=== Input for this task ===

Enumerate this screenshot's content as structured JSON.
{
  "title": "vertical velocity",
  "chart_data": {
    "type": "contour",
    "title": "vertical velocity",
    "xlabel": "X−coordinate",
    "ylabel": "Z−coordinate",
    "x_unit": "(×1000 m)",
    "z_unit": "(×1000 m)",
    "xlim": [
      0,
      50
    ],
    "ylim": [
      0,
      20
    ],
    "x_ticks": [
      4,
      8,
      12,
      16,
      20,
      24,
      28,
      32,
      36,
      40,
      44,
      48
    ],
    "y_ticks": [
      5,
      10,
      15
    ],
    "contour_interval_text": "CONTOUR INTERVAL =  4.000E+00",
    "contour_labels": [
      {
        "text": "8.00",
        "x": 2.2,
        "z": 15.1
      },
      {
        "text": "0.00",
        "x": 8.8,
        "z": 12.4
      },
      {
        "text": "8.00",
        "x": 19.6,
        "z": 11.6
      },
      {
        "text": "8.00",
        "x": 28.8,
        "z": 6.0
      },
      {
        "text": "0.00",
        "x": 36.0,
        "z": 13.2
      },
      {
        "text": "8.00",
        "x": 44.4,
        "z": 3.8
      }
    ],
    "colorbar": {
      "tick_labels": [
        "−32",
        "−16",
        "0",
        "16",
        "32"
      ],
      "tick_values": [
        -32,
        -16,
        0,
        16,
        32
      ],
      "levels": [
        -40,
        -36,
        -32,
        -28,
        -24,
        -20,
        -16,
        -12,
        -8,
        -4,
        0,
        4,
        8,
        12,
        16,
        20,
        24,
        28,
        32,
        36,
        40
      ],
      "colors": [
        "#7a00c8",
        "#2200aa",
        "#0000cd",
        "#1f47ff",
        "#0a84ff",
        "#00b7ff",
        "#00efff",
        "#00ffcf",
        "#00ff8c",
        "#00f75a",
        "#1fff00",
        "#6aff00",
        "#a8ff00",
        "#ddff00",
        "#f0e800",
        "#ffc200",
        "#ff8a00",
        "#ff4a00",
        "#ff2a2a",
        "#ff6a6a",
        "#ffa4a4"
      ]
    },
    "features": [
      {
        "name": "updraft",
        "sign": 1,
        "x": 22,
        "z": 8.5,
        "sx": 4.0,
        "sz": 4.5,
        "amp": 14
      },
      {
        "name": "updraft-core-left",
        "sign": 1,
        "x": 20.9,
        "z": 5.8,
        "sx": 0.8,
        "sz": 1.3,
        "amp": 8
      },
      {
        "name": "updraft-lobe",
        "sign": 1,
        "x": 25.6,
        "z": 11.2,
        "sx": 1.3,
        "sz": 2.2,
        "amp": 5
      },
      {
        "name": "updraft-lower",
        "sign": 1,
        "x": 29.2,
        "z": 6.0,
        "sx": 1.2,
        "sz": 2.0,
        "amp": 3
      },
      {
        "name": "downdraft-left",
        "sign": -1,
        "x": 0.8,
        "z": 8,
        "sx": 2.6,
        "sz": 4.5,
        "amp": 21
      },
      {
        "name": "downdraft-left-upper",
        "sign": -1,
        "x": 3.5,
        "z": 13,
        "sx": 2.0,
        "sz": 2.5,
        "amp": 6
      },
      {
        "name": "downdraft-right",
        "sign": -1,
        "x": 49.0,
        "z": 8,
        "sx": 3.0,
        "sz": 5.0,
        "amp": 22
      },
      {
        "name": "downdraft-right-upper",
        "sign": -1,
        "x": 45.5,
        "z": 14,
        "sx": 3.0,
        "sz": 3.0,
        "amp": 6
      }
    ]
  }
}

===
=== Input for this task ===

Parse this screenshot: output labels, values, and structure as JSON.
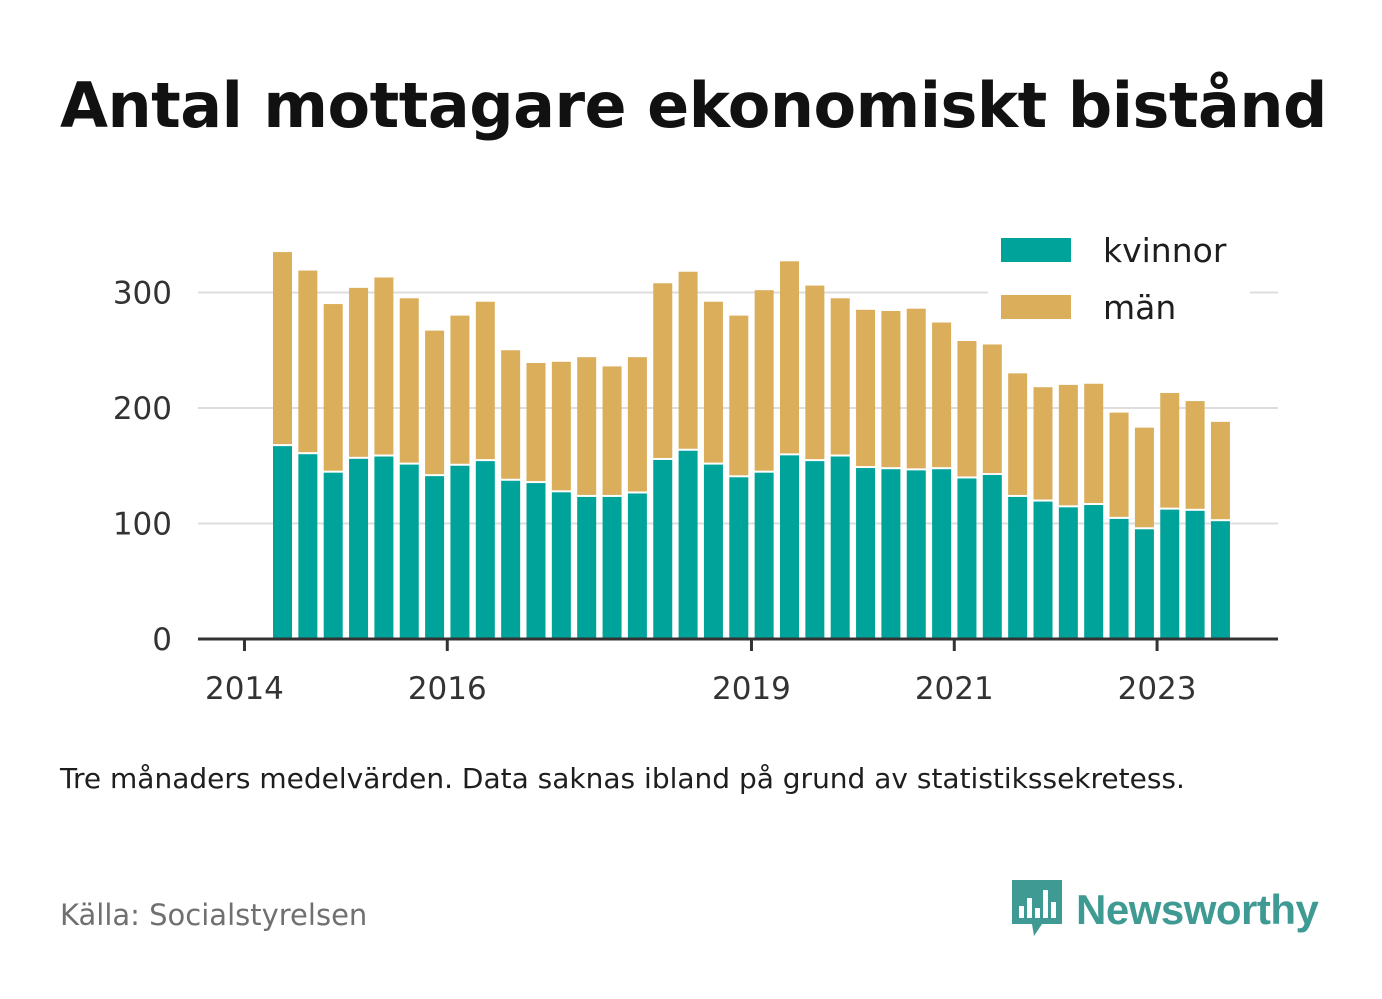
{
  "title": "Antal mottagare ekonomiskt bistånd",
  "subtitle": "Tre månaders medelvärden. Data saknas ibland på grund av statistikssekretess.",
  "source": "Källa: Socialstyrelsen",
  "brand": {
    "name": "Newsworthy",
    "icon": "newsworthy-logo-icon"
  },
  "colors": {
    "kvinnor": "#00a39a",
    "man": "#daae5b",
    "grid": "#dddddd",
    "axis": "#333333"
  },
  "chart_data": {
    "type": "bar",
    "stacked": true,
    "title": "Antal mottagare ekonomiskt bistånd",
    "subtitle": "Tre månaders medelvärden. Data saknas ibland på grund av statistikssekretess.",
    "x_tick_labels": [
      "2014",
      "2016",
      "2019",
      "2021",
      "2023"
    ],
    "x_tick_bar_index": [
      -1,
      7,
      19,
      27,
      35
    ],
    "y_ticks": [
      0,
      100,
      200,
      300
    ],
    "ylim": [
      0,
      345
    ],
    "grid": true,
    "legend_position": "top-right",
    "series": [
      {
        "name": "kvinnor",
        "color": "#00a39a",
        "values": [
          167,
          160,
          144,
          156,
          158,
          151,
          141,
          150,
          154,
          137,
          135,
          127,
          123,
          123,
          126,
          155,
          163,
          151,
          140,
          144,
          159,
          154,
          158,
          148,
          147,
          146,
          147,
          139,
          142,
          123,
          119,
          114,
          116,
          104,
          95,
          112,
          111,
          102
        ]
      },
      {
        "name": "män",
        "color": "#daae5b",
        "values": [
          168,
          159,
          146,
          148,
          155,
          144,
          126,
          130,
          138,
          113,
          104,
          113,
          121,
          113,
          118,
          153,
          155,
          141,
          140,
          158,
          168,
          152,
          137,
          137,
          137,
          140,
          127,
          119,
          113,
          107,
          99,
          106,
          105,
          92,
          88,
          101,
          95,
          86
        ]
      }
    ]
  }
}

===
=== Input for this task ===

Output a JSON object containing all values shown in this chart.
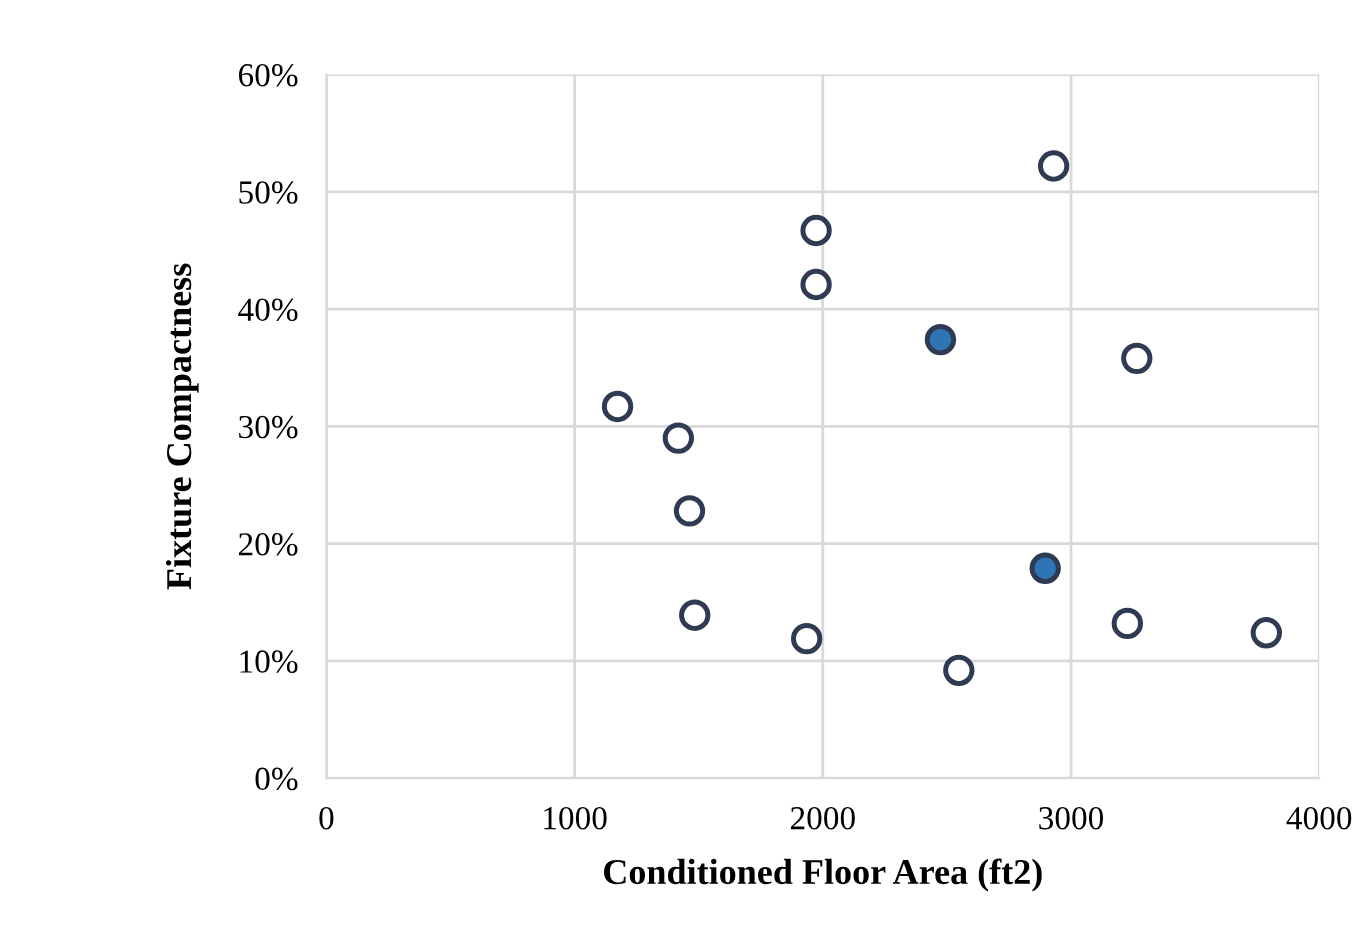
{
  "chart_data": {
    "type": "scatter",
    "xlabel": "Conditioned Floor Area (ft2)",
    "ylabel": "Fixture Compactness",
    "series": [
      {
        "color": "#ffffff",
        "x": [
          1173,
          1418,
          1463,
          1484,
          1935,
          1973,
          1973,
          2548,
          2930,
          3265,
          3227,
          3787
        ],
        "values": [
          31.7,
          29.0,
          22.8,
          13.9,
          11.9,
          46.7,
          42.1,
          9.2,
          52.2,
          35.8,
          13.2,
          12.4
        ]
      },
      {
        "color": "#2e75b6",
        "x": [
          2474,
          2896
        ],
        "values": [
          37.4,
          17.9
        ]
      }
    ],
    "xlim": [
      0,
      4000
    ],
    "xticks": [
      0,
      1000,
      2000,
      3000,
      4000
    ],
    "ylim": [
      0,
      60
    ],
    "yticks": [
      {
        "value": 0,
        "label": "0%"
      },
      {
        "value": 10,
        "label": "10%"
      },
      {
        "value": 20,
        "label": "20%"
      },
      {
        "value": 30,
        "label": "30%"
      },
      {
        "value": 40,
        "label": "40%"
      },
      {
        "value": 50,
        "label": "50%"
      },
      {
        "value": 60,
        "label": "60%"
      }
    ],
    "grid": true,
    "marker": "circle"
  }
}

===

From the listing above, pick out every line containing "name".

• **Correct result**
        "name": "updraft",
        "name": "updraft-core-left",
        "name": "updraft-lobe",
        "name": "updraft-lower",
        "name": "downdraft-left",
        "name": "downdraft-left-upper",
        "name": "downdraft-right",
        "name": "downdraft-right-upper",
    "name": "Newsworthy",
        "name": "kvinnor",
        "name": "män",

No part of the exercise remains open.